BEGIN
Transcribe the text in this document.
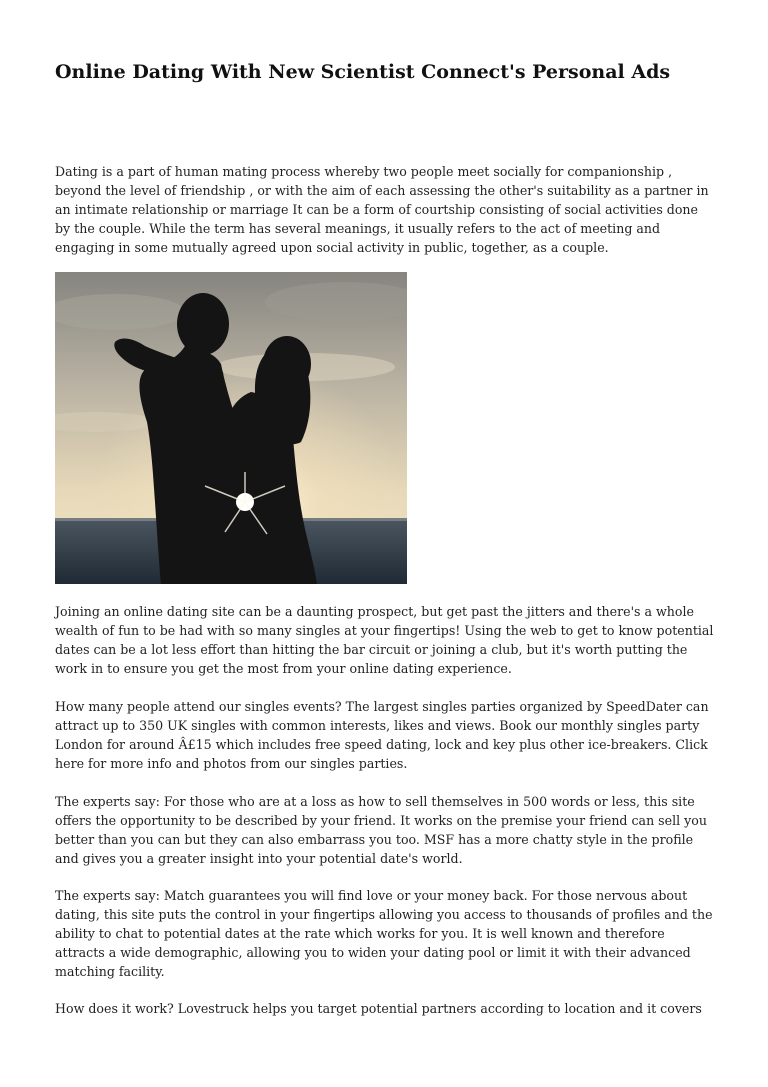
Online Dating With New Scientist Connect's Personal Ads

Dating is a part of human mating process whereby two people meet socially for companionship , beyond the level of friendship , or with the aim of each assessing the other's suitability as a partner in an intimate relationship or marriage It can be a form of courtship consisting of social activities done by the couple. While the term has several meanings, it usually refers to the act of meeting and engaging in some mutually agreed upon social activity in public, together, as a couple.

Joining an online dating site can be a daunting prospect, but get past the jitters and there's a whole wealth of fun to be had with so many singles at your fingertips! Using the web to get to know potential dates can be a lot less effort than hitting the bar circuit or joining a club, but it's worth putting the work in to ensure you get the most from your online dating experience.

How many people attend our singles events? The largest singles parties organized by SpeedDater can attract up to 350 UK singles with common interests, likes and views. Book our monthly singles party London for around Â£15 which includes free speed dating, lock and key plus other ice-breakers. Click here for more info and photos from our singles parties.

The experts say: For those who are at a loss as how to sell themselves in 500 words or less, this site offers the opportunity to be described by your friend. It works on the premise your friend can sell you better than you can but they can also embarrass you too. MSF has a more chatty style in the profile and gives you a greater insight into your potential date's world.

The experts say: Match guarantees you will find love or your money back. For those nervous about dating, this site puts the control in your fingertips allowing you access to thousands of profiles and the ability to chat to potential dates at the rate which works for you. It is well known and therefore attracts a wide demographic, allowing you to widen your dating pool or limit it with their advanced matching facility.

How does it work? Lovestruck helps you target potential partners according to location and it covers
END
* [PROBLEM DETAILS]: Restate the full listing verbatim and drop every picture.

* [FULL RESPONSE]:
Transcribe the text in this document.
Online Dating With New Scientist Connect's Personal Ads

Dating is a part of human mating process whereby two people meet socially for companionship , beyond the level of friendship , or with the aim of each assessing the other's suitability as a partner in an intimate relationship or marriage It can be a form of courtship consisting of social activities done by the couple. While the term has several meanings, it usually refers to the act of meeting and engaging in some mutually agreed upon social activity in public, together, as a couple.

Joining an online dating site can be a daunting prospect, but get past the jitters and there's a whole wealth of fun to be had with so many singles at your fingertips! Using the web to get to know potential dates can be a lot less effort than hitting the bar circuit or joining a club, but it's worth putting the work in to ensure you get the most from your online dating experience.

How many people attend our singles events? The largest singles parties organized by SpeedDater can attract up to 350 UK singles with common interests, likes and views. Book our monthly singles party London for around Â£15 which includes free speed dating, lock and key plus other ice-breakers. Click here for more info and photos from our singles parties.

The experts say: For those who are at a loss as how to sell themselves in 500 words or less, this site offers the opportunity to be described by your friend. It works on the premise your friend can sell you better than you can but they can also embarrass you too. MSF has a more chatty style in the profile and gives you a greater insight into your potential date's world.

The experts say: Match guarantees you will find love or your money back. For those nervous about dating, this site puts the control in your fingertips allowing you access to thousands of profiles and the ability to chat to potential dates at the rate which works for you. It is well known and therefore attracts a wide demographic, allowing you to widen your dating pool or limit it with their advanced matching facility.

How does it work? Lovestruck helps you target potential partners according to location and it covers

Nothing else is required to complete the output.